Information supplied ▸
--*--
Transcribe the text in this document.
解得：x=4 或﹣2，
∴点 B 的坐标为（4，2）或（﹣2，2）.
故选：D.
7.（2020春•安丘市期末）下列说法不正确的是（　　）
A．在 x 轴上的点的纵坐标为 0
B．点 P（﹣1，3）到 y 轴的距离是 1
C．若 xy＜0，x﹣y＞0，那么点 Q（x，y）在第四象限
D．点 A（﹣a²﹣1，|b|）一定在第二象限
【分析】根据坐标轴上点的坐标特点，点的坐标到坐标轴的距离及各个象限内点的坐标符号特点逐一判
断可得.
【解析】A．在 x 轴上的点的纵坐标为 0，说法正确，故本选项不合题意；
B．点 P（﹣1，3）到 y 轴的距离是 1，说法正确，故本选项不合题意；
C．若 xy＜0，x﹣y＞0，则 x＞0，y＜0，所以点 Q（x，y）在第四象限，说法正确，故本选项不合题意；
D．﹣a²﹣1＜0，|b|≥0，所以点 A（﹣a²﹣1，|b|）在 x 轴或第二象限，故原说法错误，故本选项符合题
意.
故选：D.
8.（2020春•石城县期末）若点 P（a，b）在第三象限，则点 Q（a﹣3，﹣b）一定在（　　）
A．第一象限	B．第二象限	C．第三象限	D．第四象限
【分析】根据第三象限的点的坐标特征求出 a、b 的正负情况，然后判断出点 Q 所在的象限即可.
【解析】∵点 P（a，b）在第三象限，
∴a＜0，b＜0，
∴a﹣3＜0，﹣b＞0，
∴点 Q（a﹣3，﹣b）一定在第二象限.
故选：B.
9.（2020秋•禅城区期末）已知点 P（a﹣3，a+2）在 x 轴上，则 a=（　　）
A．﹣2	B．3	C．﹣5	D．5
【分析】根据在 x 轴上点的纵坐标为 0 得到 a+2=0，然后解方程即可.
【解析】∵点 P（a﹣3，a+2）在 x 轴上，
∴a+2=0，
--*--
Exercise goal ▸
Write out all the data again, exactly as it appears.

Output for this exercise ▸
Transcribe the text in this document.
解得：x=4 或﹣2，
∴点 B 的坐标为（4，2）或（﹣2，2）.
故选：D.
7.（2020春•安丘市期末）下列说法不正确的是（　　）
A．在 x 轴上的点的纵坐标为 0
B．点 P（﹣1，3）到 y 轴的距离是 1
C．若 xy＜0，x﹣y＞0，那么点 Q（x，y）在第四象限
D．点 A（﹣a²﹣1，|b|）一定在第二象限
【分析】根据坐标轴上点的坐标特点，点的坐标到坐标轴的距离及各个象限内点的坐标符号特点逐一判
断可得.
【解析】A．在 x 轴上的点的纵坐标为 0，说法正确，故本选项不合题意；
B．点 P（﹣1，3）到 y 轴的距离是 1，说法正确，故本选项不合题意；
C．若 xy＜0，x﹣y＞0，则 x＞0，y＜0，所以点 Q（x，y）在第四象限，说法正确，故本选项不合题意；
D．﹣a²﹣1＜0，|b|≥0，所以点 A（﹣a²﹣1，|b|）在 x 轴或第二象限，故原说法错误，故本选项符合题
意.
故选：D.
8.（2020春•石城县期末）若点 P（a，b）在第三象限，则点 Q（a﹣3，﹣b）一定在（　　）
A．第一象限	B．第二象限	C．第三象限	D．第四象限
【分析】根据第三象限的点的坐标特征求出 a、b 的正负情况，然后判断出点 Q 所在的象限即可.
【解析】∵点 P（a，b）在第三象限，
∴a＜0，b＜0，
∴a﹣3＜0，﹣b＞0，
∴点 Q（a﹣3，﹣b）一定在第二象限.
故选：B.
9.（2020秋•禅城区期末）已知点 P（a﹣3，a+2）在 x 轴上，则 a=（　　）
A．﹣2	B．3	C．﹣5	D．5
【分析】根据在 x 轴上点的纵坐标为 0 得到 a+2=0，然后解方程即可.
【解析】∵点 P（a﹣3，a+2）在 x 轴上，
∴a+2=0，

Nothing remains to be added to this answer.